In any business, the break-even point is where you stop losing money and start making it. Mathematically, it is the value of $n$ (units sold) where the revenue line crosses the cost line — the intersection of two linear equations.

Setting up a break-even model:

  • Total cost: $C = F + vn$, where $F$ is the fixed cost (e.g. setup, rent) and $v$ is the variable cost per unit (e.g. cost of materials per item).
  • Revenue: $R = pn$, where $p$ is the selling price per unit.
  • Break-even: Set $C = R$ and solve for $n$. The result is the break-even quantity.
  • Dollar value at break-even: Substitute the break-even $n$ into either equation to find the corresponding cost/revenue dollar amount.
Food stall example: Fixed cost $F = \$400$, variable cost $v = \$2$/item, selling price $p = \$8$/item.

....

• Short problem A
In the break-even passage, what does the variable $v$ represent?
• Short problem B
Resume the break-even passage from where it stops.
The entries that follow come from a separate source and are unrelated to the break-even passage.

....

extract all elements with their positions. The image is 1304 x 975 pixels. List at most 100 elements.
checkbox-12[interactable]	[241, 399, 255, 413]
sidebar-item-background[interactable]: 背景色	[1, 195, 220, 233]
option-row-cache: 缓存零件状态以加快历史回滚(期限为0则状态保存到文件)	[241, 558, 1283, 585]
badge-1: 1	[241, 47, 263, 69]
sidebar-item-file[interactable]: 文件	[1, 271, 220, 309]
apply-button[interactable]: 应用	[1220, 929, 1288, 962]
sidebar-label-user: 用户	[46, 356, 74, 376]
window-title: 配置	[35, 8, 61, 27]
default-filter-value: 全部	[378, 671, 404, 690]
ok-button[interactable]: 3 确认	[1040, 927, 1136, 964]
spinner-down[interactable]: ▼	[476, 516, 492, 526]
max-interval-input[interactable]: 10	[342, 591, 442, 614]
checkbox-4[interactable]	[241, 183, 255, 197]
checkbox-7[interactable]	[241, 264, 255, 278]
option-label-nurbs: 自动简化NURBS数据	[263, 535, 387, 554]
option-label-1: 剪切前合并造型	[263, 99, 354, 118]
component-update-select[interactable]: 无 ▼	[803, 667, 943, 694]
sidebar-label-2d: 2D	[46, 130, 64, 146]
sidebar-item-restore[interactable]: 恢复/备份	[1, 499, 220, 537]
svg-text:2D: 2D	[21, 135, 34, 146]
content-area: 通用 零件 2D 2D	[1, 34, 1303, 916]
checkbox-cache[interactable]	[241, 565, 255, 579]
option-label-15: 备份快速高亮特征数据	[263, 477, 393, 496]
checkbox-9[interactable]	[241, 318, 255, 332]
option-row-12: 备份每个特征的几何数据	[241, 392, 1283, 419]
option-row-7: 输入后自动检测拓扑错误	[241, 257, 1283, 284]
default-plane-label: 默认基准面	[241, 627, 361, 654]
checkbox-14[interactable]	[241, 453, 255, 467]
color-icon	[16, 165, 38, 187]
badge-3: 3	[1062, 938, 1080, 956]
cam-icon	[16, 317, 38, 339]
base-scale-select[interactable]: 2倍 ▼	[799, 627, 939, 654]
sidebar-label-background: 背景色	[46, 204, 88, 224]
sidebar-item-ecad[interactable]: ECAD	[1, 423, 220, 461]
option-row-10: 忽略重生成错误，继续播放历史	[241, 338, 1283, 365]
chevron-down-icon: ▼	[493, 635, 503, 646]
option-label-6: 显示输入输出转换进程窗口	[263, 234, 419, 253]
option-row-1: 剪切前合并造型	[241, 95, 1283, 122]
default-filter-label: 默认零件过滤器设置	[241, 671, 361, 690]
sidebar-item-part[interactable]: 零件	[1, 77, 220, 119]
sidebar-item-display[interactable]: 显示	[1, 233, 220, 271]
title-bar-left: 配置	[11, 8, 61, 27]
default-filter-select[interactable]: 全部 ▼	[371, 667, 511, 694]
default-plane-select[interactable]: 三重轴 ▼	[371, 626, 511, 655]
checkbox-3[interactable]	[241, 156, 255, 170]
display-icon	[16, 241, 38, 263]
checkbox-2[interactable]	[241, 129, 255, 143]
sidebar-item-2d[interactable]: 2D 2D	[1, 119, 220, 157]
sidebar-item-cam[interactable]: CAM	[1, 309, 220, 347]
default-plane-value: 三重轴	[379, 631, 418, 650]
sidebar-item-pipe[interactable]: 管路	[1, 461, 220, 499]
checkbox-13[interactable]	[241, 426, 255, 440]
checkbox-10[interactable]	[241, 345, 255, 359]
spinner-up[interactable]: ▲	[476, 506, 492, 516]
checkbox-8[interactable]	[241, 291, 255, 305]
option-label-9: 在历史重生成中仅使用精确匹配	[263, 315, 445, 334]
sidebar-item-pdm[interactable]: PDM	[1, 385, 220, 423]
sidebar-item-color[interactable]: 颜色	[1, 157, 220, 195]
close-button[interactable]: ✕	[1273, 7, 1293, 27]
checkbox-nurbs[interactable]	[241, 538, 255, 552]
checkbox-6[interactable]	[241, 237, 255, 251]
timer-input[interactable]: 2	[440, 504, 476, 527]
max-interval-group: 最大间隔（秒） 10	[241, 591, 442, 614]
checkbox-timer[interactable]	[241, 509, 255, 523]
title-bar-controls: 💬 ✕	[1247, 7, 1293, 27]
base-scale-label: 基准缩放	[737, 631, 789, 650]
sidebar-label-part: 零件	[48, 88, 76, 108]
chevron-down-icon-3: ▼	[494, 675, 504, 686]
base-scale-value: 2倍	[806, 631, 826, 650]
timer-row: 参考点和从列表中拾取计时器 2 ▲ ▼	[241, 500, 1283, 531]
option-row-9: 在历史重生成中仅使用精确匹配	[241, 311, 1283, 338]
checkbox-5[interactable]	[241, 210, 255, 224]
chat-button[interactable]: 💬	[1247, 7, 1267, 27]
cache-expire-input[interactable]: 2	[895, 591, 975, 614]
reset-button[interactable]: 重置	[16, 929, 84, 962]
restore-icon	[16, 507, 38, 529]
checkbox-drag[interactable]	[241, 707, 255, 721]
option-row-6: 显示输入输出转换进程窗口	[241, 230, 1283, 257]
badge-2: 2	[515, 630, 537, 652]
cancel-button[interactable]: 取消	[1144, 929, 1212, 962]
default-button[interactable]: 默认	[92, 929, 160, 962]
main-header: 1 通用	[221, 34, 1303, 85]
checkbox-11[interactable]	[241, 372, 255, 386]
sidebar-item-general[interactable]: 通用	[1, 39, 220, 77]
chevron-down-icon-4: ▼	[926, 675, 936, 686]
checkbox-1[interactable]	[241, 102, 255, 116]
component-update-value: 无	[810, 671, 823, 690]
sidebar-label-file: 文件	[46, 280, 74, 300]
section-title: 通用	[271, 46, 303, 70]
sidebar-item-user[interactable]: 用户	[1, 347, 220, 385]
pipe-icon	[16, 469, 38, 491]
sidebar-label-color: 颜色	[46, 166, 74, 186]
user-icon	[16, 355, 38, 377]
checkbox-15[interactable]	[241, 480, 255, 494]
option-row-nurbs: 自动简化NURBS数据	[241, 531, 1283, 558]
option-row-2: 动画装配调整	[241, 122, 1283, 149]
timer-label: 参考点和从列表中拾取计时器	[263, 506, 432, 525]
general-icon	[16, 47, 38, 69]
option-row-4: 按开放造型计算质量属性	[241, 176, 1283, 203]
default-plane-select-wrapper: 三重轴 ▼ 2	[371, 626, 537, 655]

....

• Task output A
The variable cost per unit, such as the cost of materials per item.

• Task output B
Cost: $C = 400 + 2n$   Revenue: $R = 8n$
Break-even: $8n = 400 + 2n \Rightarrow 6n = 400 \Rightarrow n = 66.\overline{6}$. Since items are whole, the stall must sell 67 items to first exceed costs. Dollar value: $R = 8 \times 67 = \$536$.
Interpreting above and below break-even: When $n < $ break-even quantity, $C > R$ — the business makes a loss. When $n >$ break-even, $R > C$ — the business makes a profit. The profit at any quantity is $P = R - C = (p - v)n - F$.
What to write in your book
  • $C = F + vn$ (cost = fixed + variable × units). $R = pn$ (revenue = price × units).
  • Break-even: set $C = R$ and solve for $n$. Round up to next whole item if $n$ is not an integer.
  • Profit $= R - C$ — positive above break-even, negative below.

True or false: If the break-even quantity works out to 83.4 items, the business should sell 83 items to first make a profit (round down).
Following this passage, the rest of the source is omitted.